### Dataset records
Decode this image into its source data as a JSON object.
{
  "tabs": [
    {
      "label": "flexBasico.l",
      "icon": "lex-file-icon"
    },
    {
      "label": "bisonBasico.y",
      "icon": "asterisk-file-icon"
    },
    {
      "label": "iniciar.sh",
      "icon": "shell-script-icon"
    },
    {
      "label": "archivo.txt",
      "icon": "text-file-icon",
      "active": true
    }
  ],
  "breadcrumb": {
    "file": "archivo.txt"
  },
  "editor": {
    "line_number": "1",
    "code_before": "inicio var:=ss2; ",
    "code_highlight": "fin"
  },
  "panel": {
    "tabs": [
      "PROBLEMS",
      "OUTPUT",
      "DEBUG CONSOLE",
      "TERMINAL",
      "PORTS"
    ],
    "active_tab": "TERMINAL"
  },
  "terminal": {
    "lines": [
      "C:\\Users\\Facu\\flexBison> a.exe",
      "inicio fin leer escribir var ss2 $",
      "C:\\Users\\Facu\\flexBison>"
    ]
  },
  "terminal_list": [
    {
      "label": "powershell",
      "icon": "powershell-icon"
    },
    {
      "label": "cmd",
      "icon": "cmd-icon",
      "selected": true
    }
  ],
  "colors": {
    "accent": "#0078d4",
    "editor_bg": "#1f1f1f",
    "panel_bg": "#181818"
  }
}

### Description of the task
Retype the records that precede this task, keeping them exactly the same.

### Reply to the exercise
Decode this image into its source data as a JSON object.
{
  "tabs": [
    {
      "label": "flexBasico.l",
      "icon": "lex-file-icon"
    },
    {
      "label": "bisonBasico.y",
      "icon": "asterisk-file-icon"
    },
    {
      "label": "iniciar.sh",
      "icon": "shell-script-icon"
    },
    {
      "label": "archivo.txt",
      "icon": "text-file-icon",
      "active": true
    }
  ],
  "breadcrumb": {
    "file": "archivo.txt"
  },
  "editor": {
    "line_number": "1",
    "code_before": "inicio var:=ss2; ",
    "code_highlight": "fin"
  },
  "panel": {
    "tabs": [
      "PROBLEMS",
      "OUTPUT",
      "DEBUG CONSOLE",
      "TERMINAL",
      "PORTS"
    ],
    "active_tab": "TERMINAL"
  },
  "terminal": {
    "lines": [
      "C:\\Users\\Facu\\flexBison> a.exe",
      "inicio fin leer escribir var ss2 $",
      "C:\\Users\\Facu\\flexBison>"
    ]
  },
  "terminal_list": [
    {
      "label": "powershell",
      "icon": "powershell-icon"
    },
    {
      "label": "cmd",
      "icon": "cmd-icon",
      "selected": true
    }
  ],
  "colors": {
    "accent": "#0078d4",
    "editor_bg": "#1f1f1f",
    "panel_bg": "#181818"
  }
}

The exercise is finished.